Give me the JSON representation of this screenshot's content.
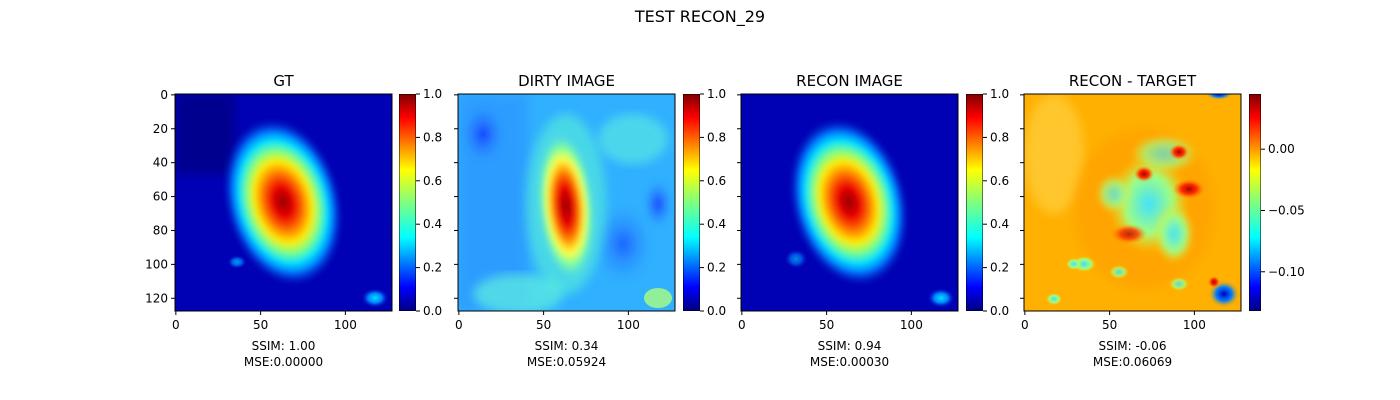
{
  "figure": {
    "suptitle": "TEST RECON_29"
  },
  "colors": {
    "colormap": "jet",
    "jet_stops": [
      "#00007f",
      "#0000ff",
      "#007fff",
      "#00ffff",
      "#7fff7f",
      "#ffff00",
      "#ff7f00",
      "#ff0000",
      "#7f0000"
    ],
    "background": "#ffffff",
    "axis": "#000000"
  },
  "chart_data": [
    {
      "type": "heatmap",
      "title": "GT",
      "image_shape": [
        128,
        128
      ],
      "xlim": [
        0,
        127
      ],
      "ylim": [
        127,
        0
      ],
      "xticks": [
        0,
        50,
        100
      ],
      "yticks": [
        0,
        20,
        40,
        60,
        80,
        100,
        120
      ],
      "show_ytick_labels": true,
      "colorbar": {
        "range": [
          0.0,
          1.0
        ],
        "ticks": [
          0.0,
          0.2,
          0.4,
          0.6,
          0.8,
          1.0
        ],
        "tick_labels": [
          "0.0",
          "0.2",
          "0.4",
          "0.6",
          "0.8",
          "1.0"
        ]
      },
      "xlabel_lines": [
        "SSIM: 1.00",
        "MSE:0.00000"
      ],
      "ssim": 1.0,
      "mse": 0.0
    },
    {
      "type": "heatmap",
      "title": "DIRTY IMAGE",
      "image_shape": [
        128,
        128
      ],
      "xlim": [
        0,
        127
      ],
      "ylim": [
        127,
        0
      ],
      "xticks": [
        0,
        50,
        100
      ],
      "yticks": [
        0,
        20,
        40,
        60,
        80,
        100,
        120
      ],
      "show_ytick_labels": false,
      "colorbar": {
        "range": [
          0.0,
          1.0
        ],
        "ticks": [
          0.0,
          0.2,
          0.4,
          0.6,
          0.8,
          1.0
        ],
        "tick_labels": [
          "0.0",
          "0.2",
          "0.4",
          "0.6",
          "0.8",
          "1.0"
        ]
      },
      "xlabel_lines": [
        "SSIM: 0.34",
        "MSE:0.05924"
      ],
      "ssim": 0.34,
      "mse": 0.05924
    },
    {
      "type": "heatmap",
      "title": "RECON IMAGE",
      "image_shape": [
        128,
        128
      ],
      "xlim": [
        0,
        127
      ],
      "ylim": [
        127,
        0
      ],
      "xticks": [
        0,
        50,
        100
      ],
      "yticks": [
        0,
        20,
        40,
        60,
        80,
        100,
        120
      ],
      "show_ytick_labels": false,
      "colorbar": {
        "range": [
          0.0,
          1.0
        ],
        "ticks": [
          0.0,
          0.2,
          0.4,
          0.6,
          0.8,
          1.0
        ],
        "tick_labels": [
          "0.0",
          "0.2",
          "0.4",
          "0.6",
          "0.8",
          "1.0"
        ]
      },
      "xlabel_lines": [
        "SSIM: 0.94",
        "MSE:0.00030"
      ],
      "ssim": 0.94,
      "mse": 0.0003
    },
    {
      "type": "heatmap",
      "title": "RECON - TARGET",
      "image_shape": [
        128,
        128
      ],
      "xlim": [
        0,
        127
      ],
      "ylim": [
        127,
        0
      ],
      "xticks": [
        0,
        50,
        100
      ],
      "yticks": [
        0,
        20,
        40,
        60,
        80,
        100,
        120
      ],
      "show_ytick_labels": false,
      "colorbar": {
        "range": [
          -0.132,
          0.045
        ],
        "ticks": [
          -0.1,
          -0.05,
          0.0
        ],
        "tick_labels": [
          "−0.10",
          "−0.05",
          "0.00"
        ]
      },
      "xlabel_lines": [
        "SSIM: -0.06",
        "MSE:0.06069"
      ],
      "ssim": -0.06,
      "mse": 0.06069
    }
  ]
}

• • •

> [Do this]: Will you restate every entry word for word and omit the images?

> [Finished task]:
Give me the JSON representation of this screenshot's content.
{
  "figure": {
    "suptitle": "TEST RECON_29"
  },
  "colors": {
    "colormap": "jet",
    "jet_stops": [
      "#00007f",
      "#0000ff",
      "#007fff",
      "#00ffff",
      "#7fff7f",
      "#ffff00",
      "#ff7f00",
      "#ff0000",
      "#7f0000"
    ],
    "background": "#ffffff",
    "axis": "#000000"
  },
  "chart_data": [
    {
      "type": "heatmap",
      "title": "GT",
      "image_shape": [
        128,
        128
      ],
      "xlim": [
        0,
        127
      ],
      "ylim": [
        127,
        0
      ],
      "xticks": [
        0,
        50,
        100
      ],
      "yticks": [
        0,
        20,
        40,
        60,
        80,
        100,
        120
      ],
      "show_ytick_labels": true,
      "colorbar": {
        "range": [
          0.0,
          1.0
        ],
        "ticks": [
          0.0,
          0.2,
          0.4,
          0.6,
          0.8,
          1.0
        ],
        "tick_labels": [
          "0.0",
          "0.2",
          "0.4",
          "0.6",
          "0.8",
          "1.0"
        ]
      },
      "xlabel_lines": [
        "SSIM: 1.00",
        "MSE:0.00000"
      ],
      "ssim": 1.0,
      "mse": 0.0
    },
    {
      "type": "heatmap",
      "title": "DIRTY IMAGE",
      "image_shape": [
        128,
        128
      ],
      "xlim": [
        0,
        127
      ],
      "ylim": [
        127,
        0
      ],
      "xticks": [
        0,
        50,
        100
      ],
      "yticks": [
        0,
        20,
        40,
        60,
        80,
        100,
        120
      ],
      "show_ytick_labels": false,
      "colorbar": {
        "range": [
          0.0,
          1.0
        ],
        "ticks": [
          0.0,
          0.2,
          0.4,
          0.6,
          0.8,
          1.0
        ],
        "tick_labels": [
          "0.0",
          "0.2",
          "0.4",
          "0.6",
          "0.8",
          "1.0"
        ]
      },
      "xlabel_lines": [
        "SSIM: 0.34",
        "MSE:0.05924"
      ],
      "ssim": 0.34,
      "mse": 0.05924
    },
    {
      "type": "heatmap",
      "title": "RECON IMAGE",
      "image_shape": [
        128,
        128
      ],
      "xlim": [
        0,
        127
      ],
      "ylim": [
        127,
        0
      ],
      "xticks": [
        0,
        50,
        100
      ],
      "yticks": [
        0,
        20,
        40,
        60,
        80,
        100,
        120
      ],
      "show_ytick_labels": false,
      "colorbar": {
        "range": [
          0.0,
          1.0
        ],
        "ticks": [
          0.0,
          0.2,
          0.4,
          0.6,
          0.8,
          1.0
        ],
        "tick_labels": [
          "0.0",
          "0.2",
          "0.4",
          "0.6",
          "0.8",
          "1.0"
        ]
      },
      "xlabel_lines": [
        "SSIM: 0.94",
        "MSE:0.00030"
      ],
      "ssim": 0.94,
      "mse": 0.0003
    },
    {
      "type": "heatmap",
      "title": "RECON - TARGET",
      "image_shape": [
        128,
        128
      ],
      "xlim": [
        0,
        127
      ],
      "ylim": [
        127,
        0
      ],
      "xticks": [
        0,
        50,
        100
      ],
      "yticks": [
        0,
        20,
        40,
        60,
        80,
        100,
        120
      ],
      "show_ytick_labels": false,
      "colorbar": {
        "range": [
          -0.132,
          0.045
        ],
        "ticks": [
          -0.1,
          -0.05,
          0.0
        ],
        "tick_labels": [
          "−0.10",
          "−0.05",
          "0.00"
        ]
      },
      "xlabel_lines": [
        "SSIM: -0.06",
        "MSE:0.06069"
      ],
      "ssim": -0.06,
      "mse": 0.06069
    }
  ]
}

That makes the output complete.